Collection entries
⟨
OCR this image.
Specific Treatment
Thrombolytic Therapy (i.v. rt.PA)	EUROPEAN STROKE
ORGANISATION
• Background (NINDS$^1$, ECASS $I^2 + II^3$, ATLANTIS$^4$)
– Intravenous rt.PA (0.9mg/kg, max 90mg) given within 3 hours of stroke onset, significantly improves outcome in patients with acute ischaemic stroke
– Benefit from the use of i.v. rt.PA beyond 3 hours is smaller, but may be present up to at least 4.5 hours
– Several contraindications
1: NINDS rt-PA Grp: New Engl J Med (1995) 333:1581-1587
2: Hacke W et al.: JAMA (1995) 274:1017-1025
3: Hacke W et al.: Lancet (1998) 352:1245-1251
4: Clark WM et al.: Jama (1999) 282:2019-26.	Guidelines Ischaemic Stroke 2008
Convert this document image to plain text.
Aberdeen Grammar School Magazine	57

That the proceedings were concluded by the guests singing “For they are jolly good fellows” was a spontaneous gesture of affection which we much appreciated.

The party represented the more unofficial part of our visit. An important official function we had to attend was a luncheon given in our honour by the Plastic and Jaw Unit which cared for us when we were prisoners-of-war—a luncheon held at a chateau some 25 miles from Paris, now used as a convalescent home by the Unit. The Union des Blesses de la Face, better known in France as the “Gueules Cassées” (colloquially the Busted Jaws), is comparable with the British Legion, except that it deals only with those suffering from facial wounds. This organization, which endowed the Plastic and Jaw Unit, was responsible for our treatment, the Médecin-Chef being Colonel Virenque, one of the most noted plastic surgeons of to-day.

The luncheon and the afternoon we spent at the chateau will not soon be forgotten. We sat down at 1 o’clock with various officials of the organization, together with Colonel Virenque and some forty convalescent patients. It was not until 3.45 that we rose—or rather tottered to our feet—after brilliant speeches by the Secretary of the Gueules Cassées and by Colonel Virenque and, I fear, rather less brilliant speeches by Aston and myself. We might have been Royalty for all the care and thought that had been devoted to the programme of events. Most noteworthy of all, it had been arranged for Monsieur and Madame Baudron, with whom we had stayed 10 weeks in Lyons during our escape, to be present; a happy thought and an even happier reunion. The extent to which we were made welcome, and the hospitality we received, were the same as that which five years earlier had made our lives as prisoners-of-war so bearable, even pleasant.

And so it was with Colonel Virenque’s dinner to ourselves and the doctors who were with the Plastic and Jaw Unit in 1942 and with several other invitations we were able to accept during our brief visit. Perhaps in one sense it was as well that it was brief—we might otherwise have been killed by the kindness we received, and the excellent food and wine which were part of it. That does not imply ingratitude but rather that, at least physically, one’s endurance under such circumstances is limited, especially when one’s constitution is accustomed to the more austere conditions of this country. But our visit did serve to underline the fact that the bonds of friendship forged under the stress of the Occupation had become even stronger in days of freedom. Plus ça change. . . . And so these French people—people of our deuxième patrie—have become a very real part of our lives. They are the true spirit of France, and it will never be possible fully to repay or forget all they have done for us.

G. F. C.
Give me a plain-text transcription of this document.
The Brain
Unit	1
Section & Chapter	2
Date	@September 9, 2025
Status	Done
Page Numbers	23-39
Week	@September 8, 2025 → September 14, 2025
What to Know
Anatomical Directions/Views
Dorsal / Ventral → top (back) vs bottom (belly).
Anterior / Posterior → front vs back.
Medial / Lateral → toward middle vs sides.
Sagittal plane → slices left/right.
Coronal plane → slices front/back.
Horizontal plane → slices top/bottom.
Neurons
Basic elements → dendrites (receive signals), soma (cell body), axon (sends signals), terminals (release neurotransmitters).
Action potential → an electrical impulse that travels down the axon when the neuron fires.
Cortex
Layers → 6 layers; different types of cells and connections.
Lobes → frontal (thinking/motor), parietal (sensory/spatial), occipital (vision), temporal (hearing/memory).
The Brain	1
⟩
● WHAT YOU ARE ASKED TO DO
Whenever the word "part" shows up in a line of the entries, list that line.

● RESPONSE BELOW
The party represented the more unofficial part of our visit. An important official function we had to attend was a luncheon given in our honour by the Plastic and Jaw Unit which cared for us when we were prisoners-of-war—a luncheon held at a chateau some 25 miles from Paris, now used as a convalescent home by the Unit. The Union des Blesses de la Face, better known in France as the “Gueules Cassées” (colloquially the Busted Jaws), is comparable with the British Legion, except that it deals only with those suffering from facial wounds. This organization, which endowed the Plastic and Jaw Unit, was responsible for our treatment, the Médecin-Chef being Colonel Virenque, one of the most noted plastic surgeons of to-day.
And so it was with Colonel Virenque’s dinner to ourselves and the doctors who were with the Plastic and Jaw Unit in 1942 and with several other invitations we were able to accept during our brief visit. Perhaps in one sense it was as well that it was brief—we might otherwise have been killed by the kindness we received, and the excellent food and wine which were part of it. That does not imply ingratitude but rather that, at least physically, one’s endurance under such circumstances is limited, especially when one’s constitution is accustomed to the more austere conditions of this country. But our visit did serve to underline the fact that the bonds of friendship forged under the stress of the Occupation had become even stronger in days of freedom. Plus ça change. . . . And so these French people—people of our deuxième patrie—have become a very real part of our lives. They are the true spirit of France, and it will never be possible fully to repay or forget all they have done for us.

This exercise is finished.